INSTRUCTIONS FOR THE TASK - Extract all lines containing "Banco".

DATA PROVIDED -
■ ■ ■ ■

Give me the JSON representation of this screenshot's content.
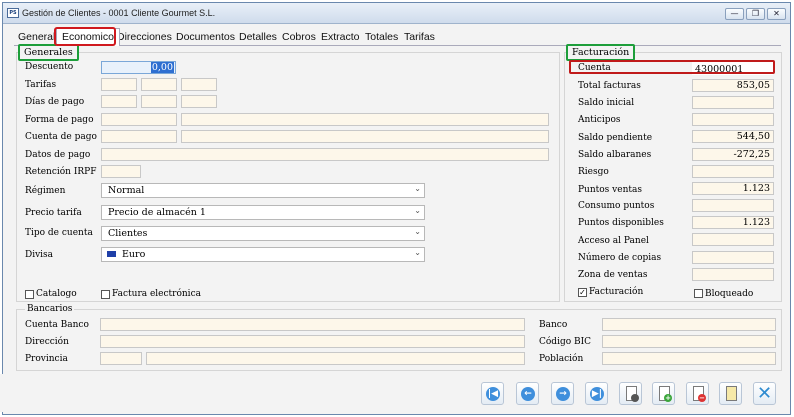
{
  "window": {
    "app_icon": "PS",
    "title": "Gestión de Clientes - 0001 Cliente Gourmet S.L.",
    "minimize_icon": "—",
    "restore_icon": "❐",
    "close_icon": "✕"
  },
  "tabs": [
    "General",
    "Economico",
    "Direcciones",
    "Documentos",
    "Detalles",
    "Cobros",
    "Extracto",
    "Totales",
    "Tarifas"
  ],
  "active_tab": "Economico",
  "generales": {
    "title": "Generales",
    "descuento_label": "Descuento",
    "descuento_value": "0,00",
    "tarifas_label": "Tarifas",
    "dias_pago_label": "Días de pago",
    "forma_pago_label": "Forma de pago",
    "cuenta_pago_label": "Cuenta de pago",
    "datos_pago_label": "Datos de pago",
    "retencion_label": "Retención IRPF",
    "regimen_label": "Régimen",
    "regimen_value": "Normal",
    "precio_tarifa_label": "Precio tarifa",
    "precio_tarifa_value": "Precio de almacén 1",
    "tipo_cuenta_label": "Tipo de cuenta",
    "tipo_cuenta_value": "Clientes",
    "divisa_label": "Divisa",
    "divisa_value": "Euro",
    "catalogo_label": "Catalogo",
    "factura_electronica_label": "Factura electrónica"
  },
  "facturacion": {
    "title": "Facturación",
    "cuenta_label": "Cuenta",
    "cuenta_value": "43000001",
    "total_facturas_label": "Total facturas",
    "total_facturas_value": "853,05",
    "saldo_inicial_label": "Saldo inicial",
    "anticipos_label": "Anticipos",
    "saldo_pendiente_label": "Saldo pendiente",
    "saldo_pendiente_value": "544,50",
    "saldo_albaranes_label": "Saldo albaranes",
    "saldo_albaranes_value": "-272,25",
    "riesgo_label": "Riesgo",
    "puntos_ventas_label": "Puntos ventas",
    "puntos_ventas_value": "1.123",
    "consumo_puntos_label": "Consumo puntos",
    "puntos_disponibles_label": "Puntos disponibles",
    "puntos_disponibles_value": "1.123",
    "acceso_panel_label": "Acceso al Panel",
    "numero_copias_label": "Número de copias",
    "zona_ventas_label": "Zona de ventas",
    "facturacion_check_label": "Facturación",
    "facturacion_checked": true,
    "bloqueado_label": "Bloqueado",
    "bloqueado_checked": false
  },
  "bancarios": {
    "title": "Bancarios",
    "cuenta_banco_label": "Cuenta Banco",
    "banco_label": "Banco",
    "direccion_label": "Dirección",
    "codigo_bic_label": "Código BIC",
    "provincia_label": "Provincia",
    "poblacion_label": "Población"
  },
  "toolbar": {
    "first_icon": "|◀",
    "prev_icon": "←",
    "next_icon": "→",
    "last_icon": "▶|",
    "close_icon": "✕"
  },
  "colors": {
    "highlight_red": "#d0191e",
    "highlight_green": "#1d9e3a",
    "field_bg": "#fdf7ea",
    "nav_blue": "#3f8fdc"
  }
}
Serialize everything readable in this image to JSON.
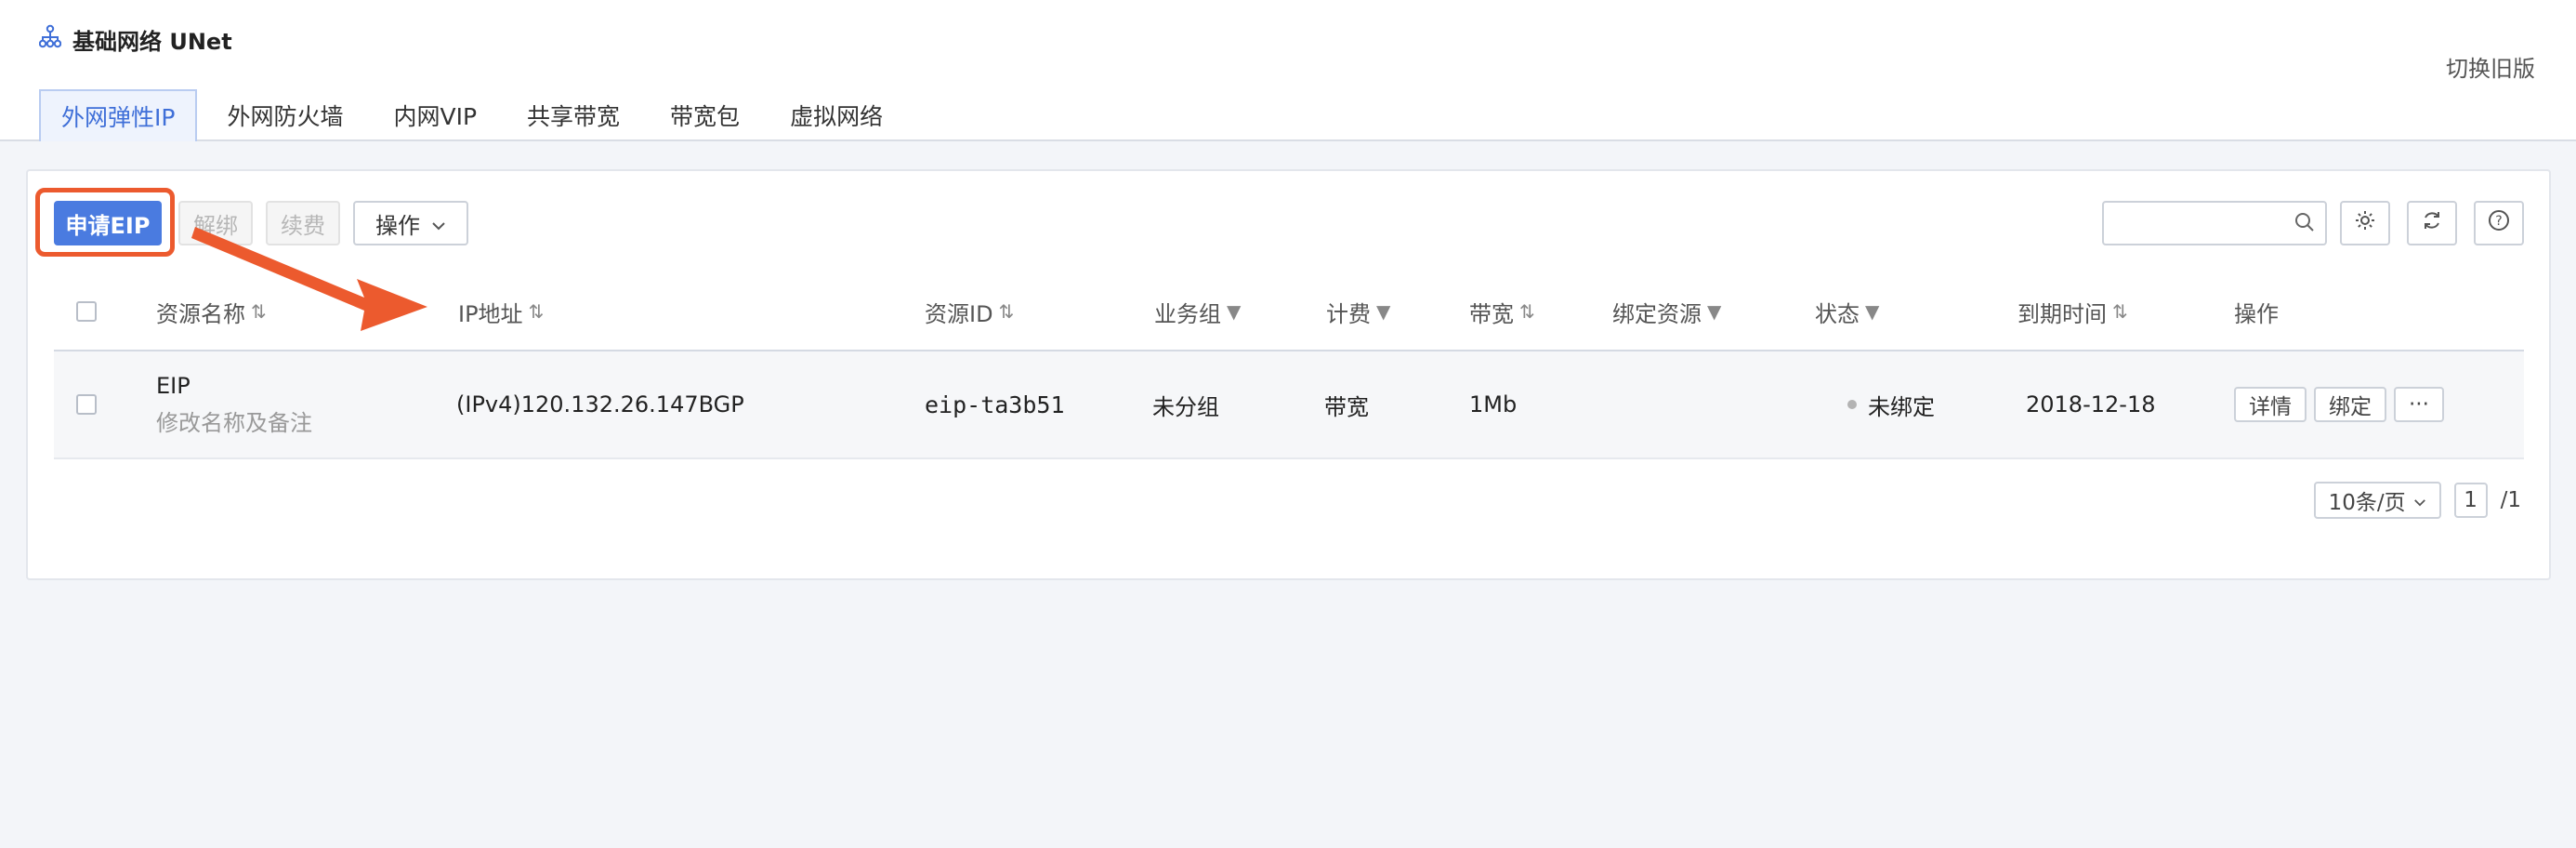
{
  "app": {
    "title": "基础网络 UNet",
    "switch_label": "切换旧版"
  },
  "tabs": [
    {
      "label": "外网弹性IP",
      "active": true
    },
    {
      "label": "外网防火墙"
    },
    {
      "label": "内网VIP"
    },
    {
      "label": "共享带宽"
    },
    {
      "label": "带宽包"
    },
    {
      "label": "虚拟网络"
    }
  ],
  "toolbar": {
    "apply_label": "申请EIP",
    "unbind_label": "解绑",
    "renew_label": "续费",
    "operate_label": "操作",
    "search_placeholder": ""
  },
  "table": {
    "columns": [
      "资源名称",
      "IP地址",
      "资源ID",
      "业务组",
      "计费",
      "带宽",
      "绑定资源",
      "状态",
      "到期时间",
      "操作"
    ],
    "rows": [
      {
        "name": "EIP",
        "remark": "修改名称及备注",
        "ip": "(IPv4)120.132.26.147BGP",
        "id": "eip-ta3b51",
        "group": "未分组",
        "billing": "带宽",
        "bandwidth": "1Mb",
        "bound": "",
        "status": "未绑定",
        "expire": "2018-12-18",
        "ops": {
          "detail": "详情",
          "bind": "绑定",
          "more": "···"
        }
      }
    ]
  },
  "pagination": {
    "page_size": "10条/页",
    "current": "1",
    "total": "/1"
  },
  "colors": {
    "accent": "#4a7be0",
    "highlight": "#ec5a2e"
  }
}
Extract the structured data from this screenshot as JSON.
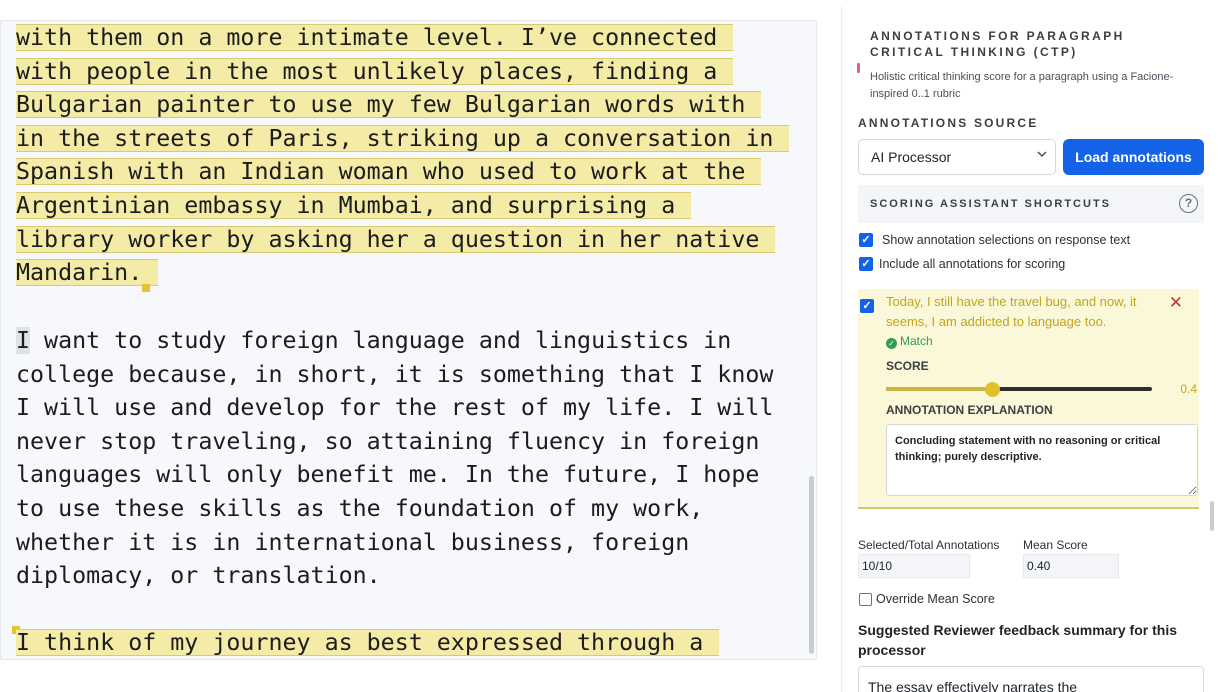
{
  "essay": {
    "paragraph1": [
      "with them on a more intimate level. I’ve connected",
      "with people in the most unlikely places, finding a",
      "Bulgarian painter to use my few Bulgarian words with",
      "in the streets of Paris, striking up a conversation in",
      "Spanish with an Indian woman who used to work at the",
      "Argentinian embassy in Mumbai, and surprising a",
      "library worker by asking her a question in her native",
      "Mandarin."
    ],
    "paragraph2": [
      "I want to study foreign language and linguistics in",
      "college because, in short, it is something that I know",
      "I will use and develop for the rest of my life. I will",
      "never stop traveling, so attaining fluency in foreign",
      "languages will only benefit me. In the future, I hope",
      "to use these skills as the foundation of my work,",
      "whether it is in international business, foreign",
      "diplomacy, or translation."
    ],
    "paragraph3": [
      "I think of my journey as best expressed through a"
    ]
  },
  "panel": {
    "title": "ANNOTATIONS FOR PARAGRAPH CRITICAL THINKING (CTP)",
    "subtitle": "Holistic critical thinking score for a paragraph using a Facione-inspired 0..1 rubric",
    "source_label": "ANNOTATIONS SOURCE",
    "source_selected": "AI Processor",
    "load_button": "Load annotations",
    "shortcuts_label": "SCORING ASSISTANT SHORTCUTS",
    "help_glyph": "?",
    "show_selections_label": "Show annotation selections on response text",
    "include_all_label": "Include all annotations for scoring",
    "annotation": {
      "quote": "Today, I still have the travel bug, and now, it seems, I am addicted to language too.",
      "close_glyph": "✕",
      "match_label": "Match",
      "score_label": "SCORE",
      "score_value": "0.4",
      "score_fraction": 0.4,
      "explanation_label": "ANNOTATION EXPLANATION",
      "explanation": "Concluding statement with no reasoning or critical thinking; purely descriptive."
    },
    "selected_total_label": "Selected/Total Annotations",
    "selected_total_value": "10/10",
    "mean_score_label": "Mean Score",
    "mean_score_value": "0.40",
    "override_label": "Override Mean Score",
    "feedback_title": "Suggested Reviewer feedback summary for this processor",
    "feedback_text": "The essay effectively narrates the"
  },
  "colors": {
    "highlight": "#f3eba6",
    "primary_button": "#1462e8",
    "match_green": "#2e9e4f",
    "close_red": "#c0392b",
    "annotation_text": "#c2a519"
  }
}
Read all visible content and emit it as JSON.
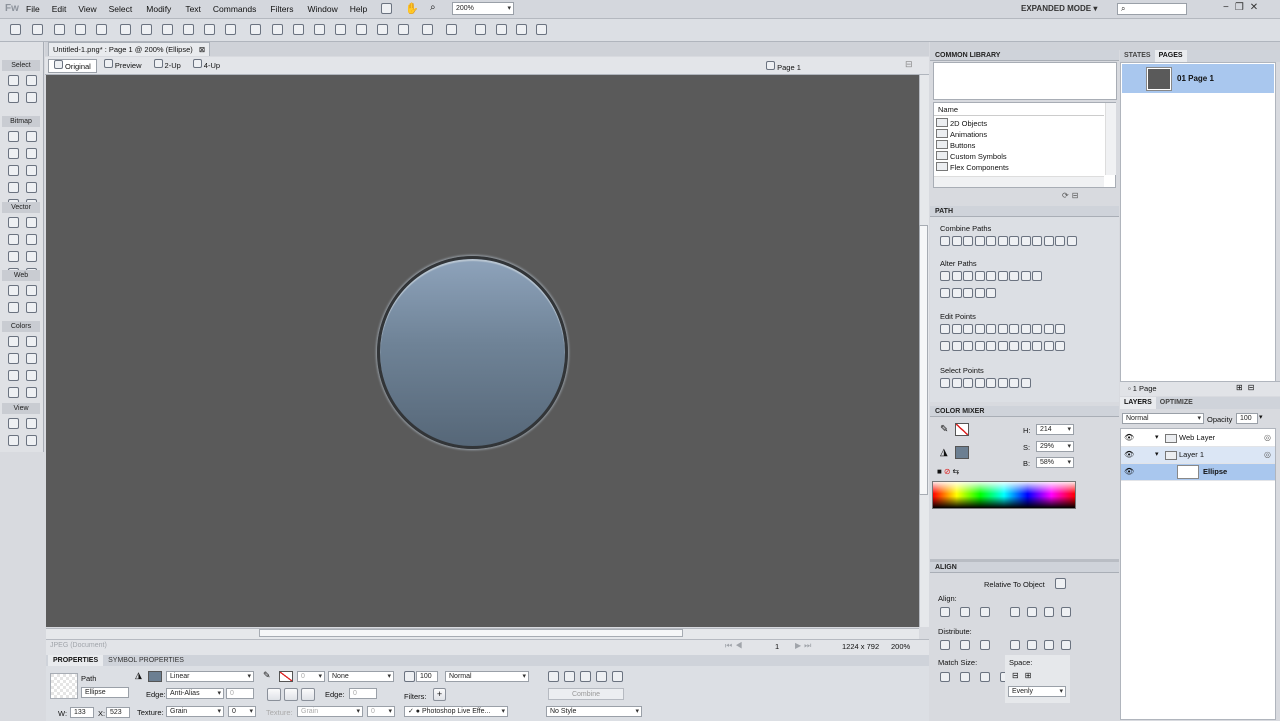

■ ■ ■ ■

FINAL ANSWER -
    "cuenta_banco_label": "Cuenta Banco",
    "banco_label": "Banco",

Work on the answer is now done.